• [Exercise task]:
Repeat every entry word for word, skipping the pictures.

• [Given data]:
****************
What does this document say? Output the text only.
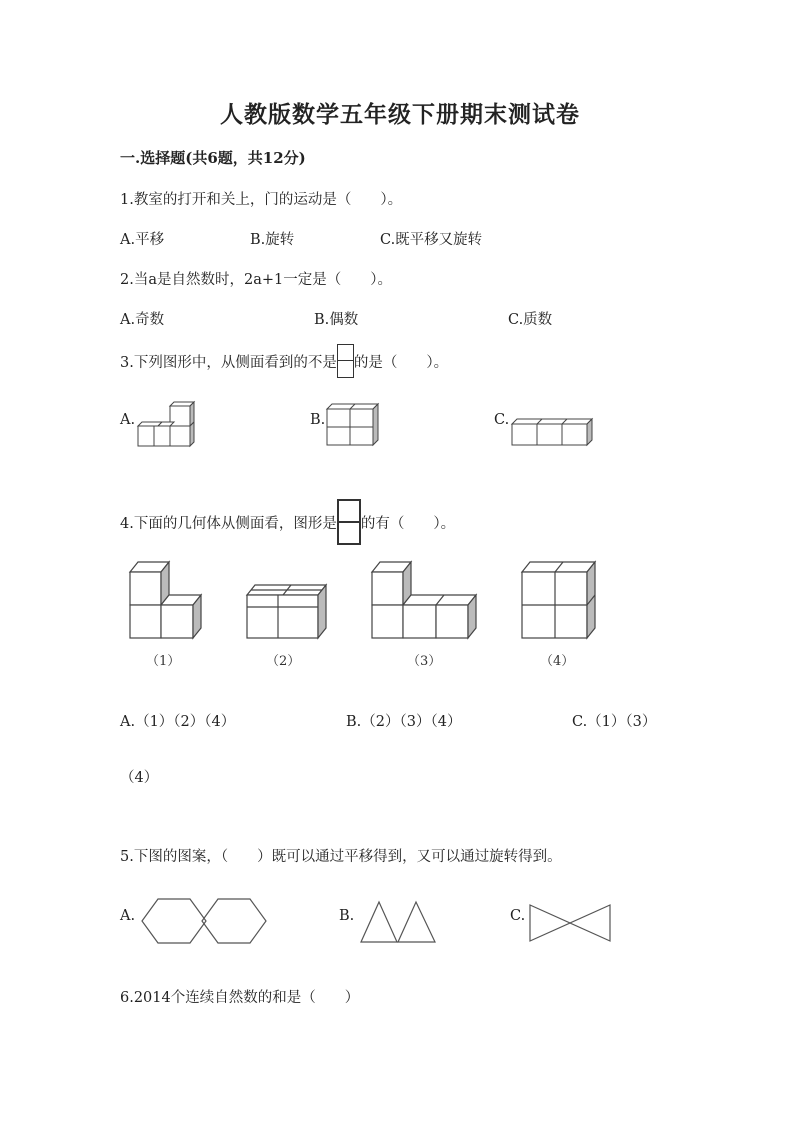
人教版数学五年级下册期末测试卷
一.选择题(共6题，共12分)
1.教室的打开和关上，门的运动是（　　）。
A.平移	B.旋转	C.既平移又旋转
2.当a是自然数时，2a+1一定是（　　）。
A.奇数	B.偶数	C.质数
3.下列图形中，从侧面看到的不是 的是（　　）。
A.	B.	C.
4.下面的几何体从侧面看，图形是 的有（　　）。
（1）	（2）	（3）	（4）
A.（1）（2）（4）	B.（2）（3）（4）	C.（1）（3）
（4）
5.下图的图案，（　　）既可以通过平移得到，又可以通过旋转得到。
A.	B.	C.
6.2014个连续自然数的和是（　　）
****************
• [Response]:
What does this document say? Output the text only.
人教版数学五年级下册期末测试卷
一.选择题(共6题，共12分)
1.教室的打开和关上，门的运动是（　　）。
A.平移	B.旋转	C.既平移又旋转
2.当a是自然数时，2a+1一定是（　　）。
A.奇数	B.偶数	C.质数
3.下列图形中，从侧面看到的不是 的是（　　）。
A.	B.	C.
4.下面的几何体从侧面看，图形是 的有（　　）。
（1）	（2）	（3）	（4）
A.（1）（2）（4）	B.（2）（3）（4）	C.（1）（3）
（4）
5.下图的图案，（　　）既可以通过平移得到，又可以通过旋转得到。
A.	B.	C.
6.2014个连续自然数的和是（　　）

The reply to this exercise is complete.